SET TASK = Check each line of the entries below for the string "органом"; copy every line where it appears.

+---+

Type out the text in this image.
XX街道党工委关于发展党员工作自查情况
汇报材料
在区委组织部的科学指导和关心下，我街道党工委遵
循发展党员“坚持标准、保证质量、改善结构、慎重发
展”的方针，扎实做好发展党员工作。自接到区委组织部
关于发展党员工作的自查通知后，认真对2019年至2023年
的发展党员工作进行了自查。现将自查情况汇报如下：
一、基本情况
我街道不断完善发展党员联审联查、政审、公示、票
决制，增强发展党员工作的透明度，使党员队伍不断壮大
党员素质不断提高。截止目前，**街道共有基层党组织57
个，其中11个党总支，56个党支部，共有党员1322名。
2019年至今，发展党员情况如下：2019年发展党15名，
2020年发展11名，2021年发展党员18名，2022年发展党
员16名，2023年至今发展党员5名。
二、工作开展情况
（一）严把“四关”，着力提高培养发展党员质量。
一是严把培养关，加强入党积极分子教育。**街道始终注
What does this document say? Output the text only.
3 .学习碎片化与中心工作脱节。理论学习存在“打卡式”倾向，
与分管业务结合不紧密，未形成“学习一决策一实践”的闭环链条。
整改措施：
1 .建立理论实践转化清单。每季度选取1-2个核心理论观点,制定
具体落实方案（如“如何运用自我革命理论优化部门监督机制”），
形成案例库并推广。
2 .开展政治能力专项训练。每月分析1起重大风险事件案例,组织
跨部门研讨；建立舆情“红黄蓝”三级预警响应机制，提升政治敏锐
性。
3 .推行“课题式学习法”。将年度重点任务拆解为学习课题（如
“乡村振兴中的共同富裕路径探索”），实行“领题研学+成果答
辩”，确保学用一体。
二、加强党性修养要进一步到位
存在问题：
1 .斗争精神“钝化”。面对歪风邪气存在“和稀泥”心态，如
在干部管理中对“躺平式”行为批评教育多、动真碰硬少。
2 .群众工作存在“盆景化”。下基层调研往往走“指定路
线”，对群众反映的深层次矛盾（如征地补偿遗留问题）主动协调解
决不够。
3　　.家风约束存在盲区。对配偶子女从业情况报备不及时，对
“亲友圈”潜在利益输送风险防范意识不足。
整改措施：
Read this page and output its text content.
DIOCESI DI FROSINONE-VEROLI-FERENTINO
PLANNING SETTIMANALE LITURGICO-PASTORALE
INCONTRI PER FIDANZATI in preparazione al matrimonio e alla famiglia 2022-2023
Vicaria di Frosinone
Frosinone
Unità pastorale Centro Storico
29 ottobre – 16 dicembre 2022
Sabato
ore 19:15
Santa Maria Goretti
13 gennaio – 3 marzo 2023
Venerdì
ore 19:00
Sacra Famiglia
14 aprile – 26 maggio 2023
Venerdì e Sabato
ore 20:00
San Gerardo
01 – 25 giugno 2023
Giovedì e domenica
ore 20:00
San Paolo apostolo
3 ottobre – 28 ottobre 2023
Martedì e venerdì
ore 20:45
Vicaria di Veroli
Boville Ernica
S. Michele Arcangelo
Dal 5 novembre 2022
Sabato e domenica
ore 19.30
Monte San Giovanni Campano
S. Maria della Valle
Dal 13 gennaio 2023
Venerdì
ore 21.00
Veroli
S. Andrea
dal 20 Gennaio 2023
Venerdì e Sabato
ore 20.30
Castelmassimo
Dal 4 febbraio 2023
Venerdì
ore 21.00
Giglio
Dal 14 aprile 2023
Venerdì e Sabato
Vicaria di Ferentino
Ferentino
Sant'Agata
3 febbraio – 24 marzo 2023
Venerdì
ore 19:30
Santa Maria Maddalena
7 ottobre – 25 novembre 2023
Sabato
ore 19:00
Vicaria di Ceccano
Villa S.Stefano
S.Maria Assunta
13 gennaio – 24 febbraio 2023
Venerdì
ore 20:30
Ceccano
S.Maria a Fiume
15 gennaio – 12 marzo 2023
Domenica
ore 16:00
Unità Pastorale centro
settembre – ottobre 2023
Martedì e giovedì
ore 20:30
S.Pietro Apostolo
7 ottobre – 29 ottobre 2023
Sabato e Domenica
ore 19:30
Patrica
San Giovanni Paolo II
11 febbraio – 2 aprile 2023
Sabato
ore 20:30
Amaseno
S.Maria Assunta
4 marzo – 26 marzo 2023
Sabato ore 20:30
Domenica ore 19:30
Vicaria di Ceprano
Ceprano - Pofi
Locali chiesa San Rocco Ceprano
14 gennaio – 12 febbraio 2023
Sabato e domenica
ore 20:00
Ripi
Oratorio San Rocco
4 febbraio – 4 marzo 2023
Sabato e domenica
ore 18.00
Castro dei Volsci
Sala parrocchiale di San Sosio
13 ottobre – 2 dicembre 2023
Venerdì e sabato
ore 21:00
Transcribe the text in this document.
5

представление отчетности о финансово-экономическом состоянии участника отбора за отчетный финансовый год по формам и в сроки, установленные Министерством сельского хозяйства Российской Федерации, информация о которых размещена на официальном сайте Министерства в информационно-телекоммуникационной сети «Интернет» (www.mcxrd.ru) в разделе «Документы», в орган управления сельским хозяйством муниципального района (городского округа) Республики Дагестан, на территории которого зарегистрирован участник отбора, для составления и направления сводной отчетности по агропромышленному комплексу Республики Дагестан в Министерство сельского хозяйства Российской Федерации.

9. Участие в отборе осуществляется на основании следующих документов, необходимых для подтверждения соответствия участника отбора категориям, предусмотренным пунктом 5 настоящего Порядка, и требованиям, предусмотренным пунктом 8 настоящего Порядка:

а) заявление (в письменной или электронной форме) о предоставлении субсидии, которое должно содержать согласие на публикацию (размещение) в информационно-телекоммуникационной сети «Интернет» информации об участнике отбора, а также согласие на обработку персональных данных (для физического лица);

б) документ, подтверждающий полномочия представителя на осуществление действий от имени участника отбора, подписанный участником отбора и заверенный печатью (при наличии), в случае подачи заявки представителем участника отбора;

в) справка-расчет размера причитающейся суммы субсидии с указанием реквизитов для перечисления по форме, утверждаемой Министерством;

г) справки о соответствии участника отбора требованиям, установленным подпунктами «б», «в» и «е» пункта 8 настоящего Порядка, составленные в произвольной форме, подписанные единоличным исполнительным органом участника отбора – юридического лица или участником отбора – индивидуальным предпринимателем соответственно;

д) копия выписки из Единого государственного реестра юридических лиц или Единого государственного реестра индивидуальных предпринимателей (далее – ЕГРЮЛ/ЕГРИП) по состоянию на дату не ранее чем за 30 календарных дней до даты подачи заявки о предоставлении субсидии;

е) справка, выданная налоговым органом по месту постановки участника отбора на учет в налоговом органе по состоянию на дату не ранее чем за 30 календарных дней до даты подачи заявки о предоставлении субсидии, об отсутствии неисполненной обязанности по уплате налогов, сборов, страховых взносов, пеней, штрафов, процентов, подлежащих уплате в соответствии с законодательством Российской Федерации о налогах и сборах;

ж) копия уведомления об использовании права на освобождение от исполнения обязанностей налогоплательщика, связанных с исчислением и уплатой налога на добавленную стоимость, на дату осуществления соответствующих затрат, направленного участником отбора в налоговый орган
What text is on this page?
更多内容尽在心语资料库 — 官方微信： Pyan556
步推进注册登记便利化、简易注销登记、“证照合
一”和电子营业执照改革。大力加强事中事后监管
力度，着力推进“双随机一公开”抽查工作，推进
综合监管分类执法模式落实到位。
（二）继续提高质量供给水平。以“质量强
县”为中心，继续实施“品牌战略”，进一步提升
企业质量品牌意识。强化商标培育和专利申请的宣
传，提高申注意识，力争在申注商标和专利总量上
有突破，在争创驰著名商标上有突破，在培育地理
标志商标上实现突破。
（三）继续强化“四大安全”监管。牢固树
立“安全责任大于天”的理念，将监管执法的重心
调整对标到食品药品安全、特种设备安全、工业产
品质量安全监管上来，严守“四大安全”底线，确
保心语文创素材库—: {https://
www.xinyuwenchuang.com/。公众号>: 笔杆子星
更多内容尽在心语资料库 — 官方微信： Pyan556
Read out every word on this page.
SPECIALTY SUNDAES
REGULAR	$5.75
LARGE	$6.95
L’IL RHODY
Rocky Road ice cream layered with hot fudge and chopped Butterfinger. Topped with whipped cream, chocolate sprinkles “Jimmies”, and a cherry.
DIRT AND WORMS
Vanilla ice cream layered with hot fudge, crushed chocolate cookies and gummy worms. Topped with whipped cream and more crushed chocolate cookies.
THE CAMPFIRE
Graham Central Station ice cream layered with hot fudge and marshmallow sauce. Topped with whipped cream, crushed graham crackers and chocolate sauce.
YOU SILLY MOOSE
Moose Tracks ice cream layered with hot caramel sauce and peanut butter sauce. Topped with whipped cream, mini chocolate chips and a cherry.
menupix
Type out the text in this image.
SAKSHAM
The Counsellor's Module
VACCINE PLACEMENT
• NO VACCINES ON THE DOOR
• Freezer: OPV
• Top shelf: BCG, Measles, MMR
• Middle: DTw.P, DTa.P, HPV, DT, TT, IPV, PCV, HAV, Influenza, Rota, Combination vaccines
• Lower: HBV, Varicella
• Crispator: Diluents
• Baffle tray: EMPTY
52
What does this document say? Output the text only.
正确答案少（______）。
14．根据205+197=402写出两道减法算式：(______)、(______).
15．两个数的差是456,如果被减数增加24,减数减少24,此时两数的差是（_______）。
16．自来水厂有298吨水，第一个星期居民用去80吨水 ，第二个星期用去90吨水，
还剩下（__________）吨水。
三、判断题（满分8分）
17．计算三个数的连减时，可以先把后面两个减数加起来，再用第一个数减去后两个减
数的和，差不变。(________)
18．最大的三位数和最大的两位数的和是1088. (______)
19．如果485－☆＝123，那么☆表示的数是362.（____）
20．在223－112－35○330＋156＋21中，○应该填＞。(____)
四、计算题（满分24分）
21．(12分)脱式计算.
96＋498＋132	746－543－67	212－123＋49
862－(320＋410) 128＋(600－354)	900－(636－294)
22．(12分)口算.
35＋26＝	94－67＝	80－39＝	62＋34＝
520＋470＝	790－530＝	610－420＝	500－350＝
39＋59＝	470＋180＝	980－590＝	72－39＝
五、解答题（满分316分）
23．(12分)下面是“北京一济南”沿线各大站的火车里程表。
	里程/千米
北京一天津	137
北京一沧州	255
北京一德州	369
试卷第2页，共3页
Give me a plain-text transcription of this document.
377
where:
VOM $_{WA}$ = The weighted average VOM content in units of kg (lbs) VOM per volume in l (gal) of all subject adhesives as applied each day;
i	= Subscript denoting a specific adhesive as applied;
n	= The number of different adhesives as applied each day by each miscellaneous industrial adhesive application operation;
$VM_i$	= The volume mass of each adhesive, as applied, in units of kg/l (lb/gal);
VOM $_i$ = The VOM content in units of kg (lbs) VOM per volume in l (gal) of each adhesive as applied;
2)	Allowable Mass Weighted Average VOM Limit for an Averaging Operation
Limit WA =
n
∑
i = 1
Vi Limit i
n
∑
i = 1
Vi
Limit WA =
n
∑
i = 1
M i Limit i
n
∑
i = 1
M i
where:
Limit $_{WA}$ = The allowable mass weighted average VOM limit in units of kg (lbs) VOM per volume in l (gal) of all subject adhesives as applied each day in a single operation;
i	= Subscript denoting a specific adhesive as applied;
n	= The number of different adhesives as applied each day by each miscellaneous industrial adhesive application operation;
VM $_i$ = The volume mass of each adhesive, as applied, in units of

+---+

CORRECT ANSWER =
г) справки о соответствии участника отбора требованиям, установленным подпунктами «б», «в» и «е» пункта 8 настоящего Порядка, составленные в произвольной форме, подписанные единоличным исполнительным органом участника отбора – юридического лица или участником отбора – индивидуальным предпринимателем соответственно;
е) справка, выданная налоговым органом по месту постановки участника отбора на учет в налоговом органе по состоянию на дату не ранее чем за 30 календарных дней до даты подачи заявки о предоставлении субсидии, об отсутствии неисполненной обязанности по уплате налогов, сборов, страховых взносов, пеней, штрафов, процентов, подлежащих уплате в соответствии с законодательством Российской Федерации о налогах и сборах;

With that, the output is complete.